* _STATED PROBLEM_
Copy the items below word for word, from the first line through the line that contains "row-label-wrap: Conventional 1 <box>11 399", including that line.

[Element position data]
»»
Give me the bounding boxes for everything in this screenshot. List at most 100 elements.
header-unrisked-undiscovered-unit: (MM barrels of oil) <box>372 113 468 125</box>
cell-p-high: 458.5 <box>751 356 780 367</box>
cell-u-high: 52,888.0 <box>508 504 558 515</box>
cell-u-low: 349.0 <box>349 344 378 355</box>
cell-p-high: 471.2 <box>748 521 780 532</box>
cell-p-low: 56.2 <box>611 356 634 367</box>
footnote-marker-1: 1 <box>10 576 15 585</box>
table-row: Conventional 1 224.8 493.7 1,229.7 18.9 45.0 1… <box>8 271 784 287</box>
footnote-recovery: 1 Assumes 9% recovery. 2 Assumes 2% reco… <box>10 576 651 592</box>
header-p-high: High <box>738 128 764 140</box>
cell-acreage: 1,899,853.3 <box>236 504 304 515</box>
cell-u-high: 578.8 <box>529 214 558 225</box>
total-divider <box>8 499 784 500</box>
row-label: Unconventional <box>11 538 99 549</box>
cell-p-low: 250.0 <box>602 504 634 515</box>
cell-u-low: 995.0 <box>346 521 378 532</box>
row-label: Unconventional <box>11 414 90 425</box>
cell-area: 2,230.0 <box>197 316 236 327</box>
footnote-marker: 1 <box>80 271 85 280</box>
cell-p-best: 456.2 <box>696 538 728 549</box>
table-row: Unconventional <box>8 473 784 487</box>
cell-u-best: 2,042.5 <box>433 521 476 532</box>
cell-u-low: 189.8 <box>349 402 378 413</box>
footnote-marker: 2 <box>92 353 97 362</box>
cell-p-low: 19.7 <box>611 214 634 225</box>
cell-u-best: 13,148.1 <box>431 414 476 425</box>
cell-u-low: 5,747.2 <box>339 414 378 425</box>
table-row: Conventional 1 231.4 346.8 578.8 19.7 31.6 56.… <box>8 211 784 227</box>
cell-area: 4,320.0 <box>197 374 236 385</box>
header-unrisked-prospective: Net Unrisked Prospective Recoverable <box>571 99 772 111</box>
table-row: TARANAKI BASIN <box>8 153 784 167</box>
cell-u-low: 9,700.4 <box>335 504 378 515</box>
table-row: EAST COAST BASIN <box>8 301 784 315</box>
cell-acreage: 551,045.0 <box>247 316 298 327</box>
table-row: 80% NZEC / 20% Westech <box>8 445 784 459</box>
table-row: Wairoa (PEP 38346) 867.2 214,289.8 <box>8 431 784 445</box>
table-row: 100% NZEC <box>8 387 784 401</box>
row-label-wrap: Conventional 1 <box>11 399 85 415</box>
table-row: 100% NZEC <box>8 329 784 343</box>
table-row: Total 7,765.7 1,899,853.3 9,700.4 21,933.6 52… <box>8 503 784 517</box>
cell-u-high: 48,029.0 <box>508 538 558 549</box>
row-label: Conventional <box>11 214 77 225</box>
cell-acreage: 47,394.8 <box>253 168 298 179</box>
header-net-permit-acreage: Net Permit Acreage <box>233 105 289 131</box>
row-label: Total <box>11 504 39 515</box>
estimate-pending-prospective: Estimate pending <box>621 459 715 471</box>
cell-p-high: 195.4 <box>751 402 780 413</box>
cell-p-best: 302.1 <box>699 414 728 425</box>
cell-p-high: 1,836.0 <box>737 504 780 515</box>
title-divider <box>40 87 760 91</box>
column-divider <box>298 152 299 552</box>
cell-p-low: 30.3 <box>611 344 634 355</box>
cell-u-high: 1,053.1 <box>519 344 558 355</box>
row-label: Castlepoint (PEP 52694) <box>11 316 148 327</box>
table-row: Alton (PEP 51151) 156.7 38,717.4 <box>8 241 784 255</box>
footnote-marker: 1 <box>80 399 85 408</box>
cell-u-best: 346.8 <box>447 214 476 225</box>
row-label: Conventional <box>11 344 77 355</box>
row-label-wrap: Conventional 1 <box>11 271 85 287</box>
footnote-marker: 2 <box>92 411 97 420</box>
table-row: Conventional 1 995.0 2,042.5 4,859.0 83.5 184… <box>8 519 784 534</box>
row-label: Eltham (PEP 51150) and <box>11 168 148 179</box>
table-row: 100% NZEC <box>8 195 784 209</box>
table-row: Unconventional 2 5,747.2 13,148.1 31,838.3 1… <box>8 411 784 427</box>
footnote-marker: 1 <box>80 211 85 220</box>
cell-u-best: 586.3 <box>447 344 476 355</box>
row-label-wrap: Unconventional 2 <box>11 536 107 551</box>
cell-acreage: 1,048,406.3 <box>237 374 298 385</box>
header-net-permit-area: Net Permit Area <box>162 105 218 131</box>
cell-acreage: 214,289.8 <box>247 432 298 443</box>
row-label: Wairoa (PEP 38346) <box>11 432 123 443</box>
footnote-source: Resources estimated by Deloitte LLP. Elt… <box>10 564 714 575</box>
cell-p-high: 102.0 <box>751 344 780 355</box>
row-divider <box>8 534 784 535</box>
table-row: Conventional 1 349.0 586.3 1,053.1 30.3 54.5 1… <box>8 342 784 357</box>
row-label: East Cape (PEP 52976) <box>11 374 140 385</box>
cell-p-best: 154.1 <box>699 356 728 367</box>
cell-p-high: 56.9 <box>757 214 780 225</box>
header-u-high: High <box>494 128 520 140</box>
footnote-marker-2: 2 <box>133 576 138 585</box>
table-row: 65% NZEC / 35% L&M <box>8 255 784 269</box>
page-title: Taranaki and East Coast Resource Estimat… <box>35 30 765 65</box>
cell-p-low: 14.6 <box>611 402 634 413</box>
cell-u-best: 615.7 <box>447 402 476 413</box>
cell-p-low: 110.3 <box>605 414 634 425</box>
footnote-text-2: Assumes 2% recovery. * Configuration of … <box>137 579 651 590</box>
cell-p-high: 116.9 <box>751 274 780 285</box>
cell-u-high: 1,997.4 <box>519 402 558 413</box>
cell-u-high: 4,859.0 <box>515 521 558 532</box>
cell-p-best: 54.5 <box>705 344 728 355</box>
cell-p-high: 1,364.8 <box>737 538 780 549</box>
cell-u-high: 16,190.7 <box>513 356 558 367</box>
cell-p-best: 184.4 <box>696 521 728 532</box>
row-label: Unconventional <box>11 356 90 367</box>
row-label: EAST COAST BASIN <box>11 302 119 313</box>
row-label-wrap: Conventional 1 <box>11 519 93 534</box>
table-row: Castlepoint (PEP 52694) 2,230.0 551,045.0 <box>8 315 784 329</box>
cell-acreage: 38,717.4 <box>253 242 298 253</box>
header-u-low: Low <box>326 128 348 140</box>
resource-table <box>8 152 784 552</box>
««
* _COMPLETED EXERCISE_
Give me the bounding boxes for everything in this screenshot. List at most 100 elements.
header-unrisked-undiscovered-unit: (MM barrels of oil) <box>372 113 468 125</box>
cell-p-high: 458.5 <box>751 356 780 367</box>
cell-u-high: 52,888.0 <box>508 504 558 515</box>
cell-u-low: 349.0 <box>349 344 378 355</box>
cell-p-high: 471.2 <box>748 521 780 532</box>
cell-p-low: 56.2 <box>611 356 634 367</box>
footnote-marker-1: 1 <box>10 576 15 585</box>
table-row: Conventional 1 224.8 493.7 1,229.7 18.9 45.0 1… <box>8 271 784 287</box>
footnote-recovery: 1 Assumes 9% recovery. 2 Assumes 2% reco… <box>10 576 651 592</box>
header-p-high: High <box>738 128 764 140</box>
cell-acreage: 1,899,853.3 <box>236 504 304 515</box>
cell-u-high: 578.8 <box>529 214 558 225</box>
total-divider <box>8 499 784 500</box>
row-label: Unconventional <box>11 538 99 549</box>
cell-p-low: 250.0 <box>602 504 634 515</box>
cell-u-low: 995.0 <box>346 521 378 532</box>
row-label: Unconventional <box>11 414 90 425</box>
cell-area: 2,230.0 <box>197 316 236 327</box>
footnote-marker: 1 <box>80 271 85 280</box>
cell-p-best: 456.2 <box>696 538 728 549</box>
table-row: Unconventional <box>8 473 784 487</box>
cell-u-best: 2,042.5 <box>433 521 476 532</box>
cell-u-low: 189.8 <box>349 402 378 413</box>
footnote-marker: 2 <box>92 353 97 362</box>
cell-p-low: 19.7 <box>611 214 634 225</box>
cell-u-best: 13,148.1 <box>431 414 476 425</box>
cell-u-low: 5,747.2 <box>339 414 378 425</box>
table-row: Conventional 1 231.4 346.8 578.8 19.7 31.6 56.… <box>8 211 784 227</box>
cell-area: 4,320.0 <box>197 374 236 385</box>
header-unrisked-prospective: Net Unrisked Prospective Recoverable <box>571 99 772 111</box>
table-row: TARANAKI BASIN <box>8 153 784 167</box>
cell-u-low: 9,700.4 <box>335 504 378 515</box>
table-row: EAST COAST BASIN <box>8 301 784 315</box>
cell-acreage: 551,045.0 <box>247 316 298 327</box>
table-row: 80% NZEC / 20% Westech <box>8 445 784 459</box>
table-row: Wairoa (PEP 38346) 867.2 214,289.8 <box>8 431 784 445</box>
table-row: 100% NZEC <box>8 387 784 401</box>
row-label-wrap: Conventional 1 <box>11 399 85 415</box>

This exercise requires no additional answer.